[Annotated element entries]
^^^^^^^^^^^^^^^^

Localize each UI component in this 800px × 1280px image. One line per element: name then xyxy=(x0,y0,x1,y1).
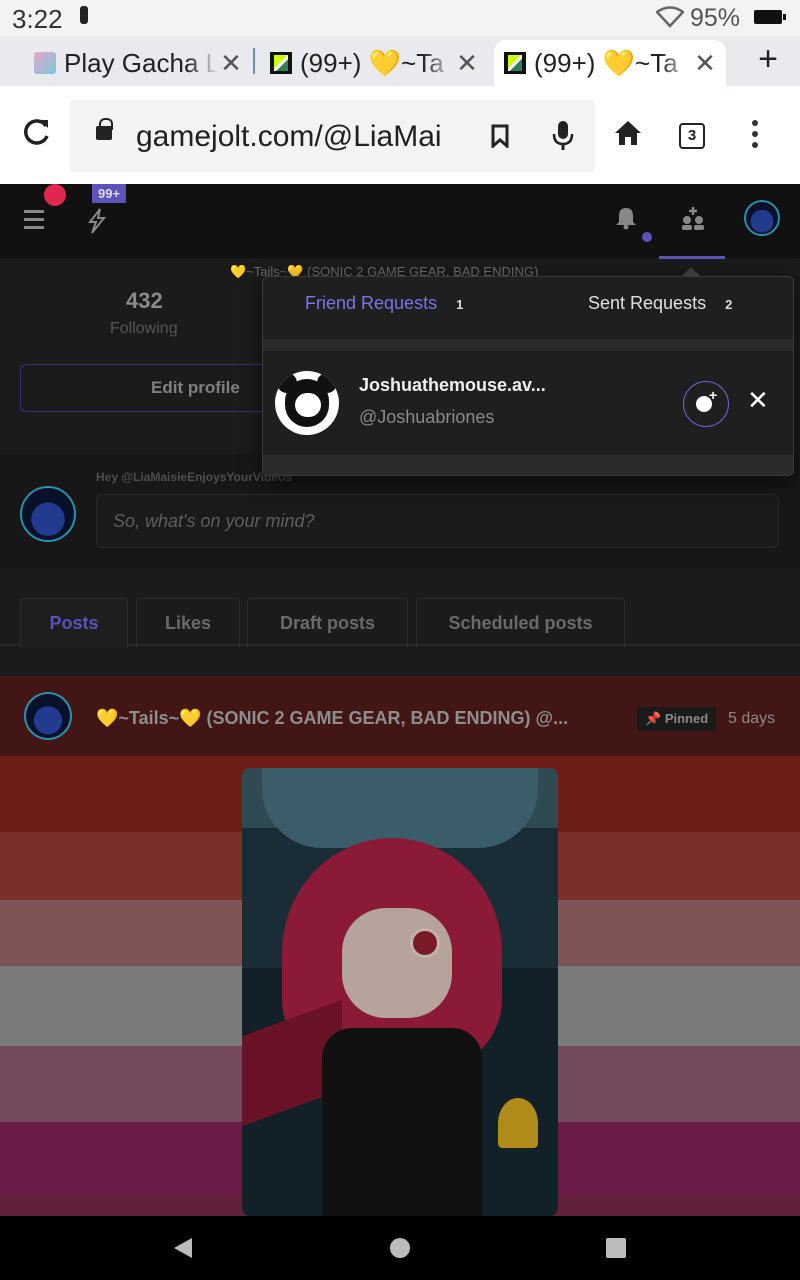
browser-tab[interactable]: Play Gacha L ✕ xyxy=(24,40,252,86)
dropdown-footer xyxy=(263,455,793,475)
tab-scheduled-posts[interactable]: Scheduled posts xyxy=(416,598,625,648)
tab-switcher-button[interactable]: 3 xyxy=(679,123,705,149)
avatar xyxy=(20,486,76,542)
decline-friend-button[interactable]: ✕ xyxy=(747,385,769,416)
more-menu-icon[interactable] xyxy=(752,120,758,153)
post-author-name[interactable]: 💛~Tails~💛 (SONIC 2 GAME GEAR, BAD ENDING… xyxy=(96,708,616,729)
gacha-favicon-icon xyxy=(34,52,56,74)
tab-title: (99+) 💛~Ta xyxy=(534,47,678,78)
bell-icon[interactable] xyxy=(615,206,637,230)
friend-requests-icon[interactable] xyxy=(680,206,706,230)
avatar[interactable] xyxy=(24,692,72,740)
browser-tab[interactable]: (99+) 💛~Ta ✕ xyxy=(260,40,488,86)
browser-tab-strip: Play Gacha L ✕ (99+) 💛~Ta ✕ (99+) 💛~Ta ✕ xyxy=(0,36,800,86)
sim-icon xyxy=(80,6,88,24)
requester-display-name[interactable]: Joshuathemouse.av... xyxy=(359,375,546,396)
profile-tabs: Posts Likes Draft posts Scheduled posts xyxy=(0,568,800,648)
tab-divider xyxy=(253,48,255,74)
pin-icon: 📌 xyxy=(645,711,662,726)
requester-username[interactable]: @Joshuabriones xyxy=(359,407,494,428)
post-header: 💛~Tails~💛 (SONIC 2 GAME GEAR, BAD ENDING… xyxy=(0,676,800,756)
tab-draft-posts[interactable]: Draft posts xyxy=(247,598,408,648)
back-icon[interactable] xyxy=(174,1238,192,1258)
home-button-icon[interactable] xyxy=(390,1238,410,1258)
lock-icon[interactable] xyxy=(96,118,113,140)
sent-requests-label: Sent Requests xyxy=(588,293,707,313)
post-composer-input[interactable]: So, what's on your mind? xyxy=(96,494,779,548)
user-avatar[interactable] xyxy=(744,200,780,236)
clock: 3:22 xyxy=(12,4,63,34)
notification-dot xyxy=(642,232,652,242)
gamejolt-favicon-icon xyxy=(504,52,526,74)
browser-toolbar: gamejolt.com/@LiaMai 3 xyxy=(0,86,800,184)
battery-percent: 95% xyxy=(690,4,741,32)
tab-sent-requests[interactable]: Sent Requests 2 xyxy=(588,293,732,314)
accept-friend-button[interactable]: + xyxy=(683,381,729,427)
friend-requests-label: Friend Requests xyxy=(305,293,438,313)
new-tab-button[interactable]: + xyxy=(752,40,784,79)
post-age[interactable]: 5 days xyxy=(728,710,775,728)
address-bar[interactable]: gamejolt.com/@LiaMai xyxy=(70,100,595,172)
close-icon[interactable]: ✕ xyxy=(218,48,244,79)
tab-friend-requests[interactable]: Friend Requests 1 xyxy=(305,293,463,314)
recent-apps-icon[interactable] xyxy=(606,1238,626,1258)
battery-icon xyxy=(754,10,786,24)
activity-bolt-icon[interactable] xyxy=(86,208,108,234)
status-bar: 3:22 95% xyxy=(0,0,800,36)
notification-dot xyxy=(44,184,66,206)
post-image[interactable] xyxy=(242,768,558,1216)
friend-requests-count: 1 xyxy=(456,297,464,312)
site-top-bar: 99+ xyxy=(0,184,800,259)
pinned-label: Pinned xyxy=(664,711,709,726)
browser-tab-active[interactable]: (99+) 💛~Ta ✕ xyxy=(494,40,726,86)
gamejolt-favicon-icon xyxy=(270,52,292,74)
pinned-badge: 📌 Pinned xyxy=(637,707,717,731)
close-icon[interactable]: ✕ xyxy=(692,48,718,79)
activity-count-badge: 99+ xyxy=(92,184,127,203)
android-nav-bar xyxy=(0,1216,800,1280)
tab-posts[interactable]: Posts xyxy=(20,598,128,648)
close-icon[interactable]: ✕ xyxy=(454,48,480,79)
following-label[interactable]: Following xyxy=(110,320,178,338)
tab-likes[interactable]: Likes xyxy=(136,598,240,648)
wifi-icon xyxy=(656,6,684,28)
tab-title: (99+) 💛~Ta xyxy=(300,47,444,78)
friend-requests-dropdown: Friend Requests 1 Sent Requests 2 Joshua… xyxy=(262,267,794,476)
bookmark-icon[interactable] xyxy=(490,124,510,148)
url-text[interactable]: gamejolt.com/@LiaMai xyxy=(136,120,476,154)
reload-icon[interactable] xyxy=(20,116,52,148)
microphone-icon[interactable] xyxy=(552,120,574,152)
avatar[interactable] xyxy=(275,371,339,435)
divider xyxy=(263,339,793,351)
tab-title: Play Gacha L xyxy=(64,47,218,78)
menu-icon[interactable] xyxy=(24,210,44,234)
friend-request-item[interactable]: Joshuathemouse.av... @Joshuabriones + ✕ xyxy=(263,351,793,455)
home-icon[interactable] xyxy=(614,120,642,146)
sent-requests-count: 2 xyxy=(725,297,733,312)
following-count[interactable]: 432 xyxy=(126,288,163,314)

^^^^^^^^^^^^^^^^

→ WHAT TO WORK ON: Quote word for word the lines from the one containing "browser-tab[interactable]: Play Gacha" through the one containing "tab-title: (99+) 💛~Ta xyxy=(534,47,678,78)", including both of those lines.

→ COMPLETE OUTPUT:
browser-tab[interactable]: Play Gacha L ✕ xyxy=(24,40,252,86)
dropdown-footer xyxy=(263,455,793,475)
tab-scheduled-posts[interactable]: Scheduled posts xyxy=(416,598,625,648)
tab-switcher-button[interactable]: 3 xyxy=(679,123,705,149)
avatar xyxy=(20,486,76,542)
decline-friend-button[interactable]: ✕ xyxy=(747,385,769,416)
more-menu-icon[interactable] xyxy=(752,120,758,153)
post-author-name[interactable]: 💛~Tails~💛 (SONIC 2 GAME GEAR, BAD ENDING… xyxy=(96,708,616,729)
gacha-favicon-icon xyxy=(34,52,56,74)
tab-title: (99+) 💛~Ta xyxy=(534,47,678,78)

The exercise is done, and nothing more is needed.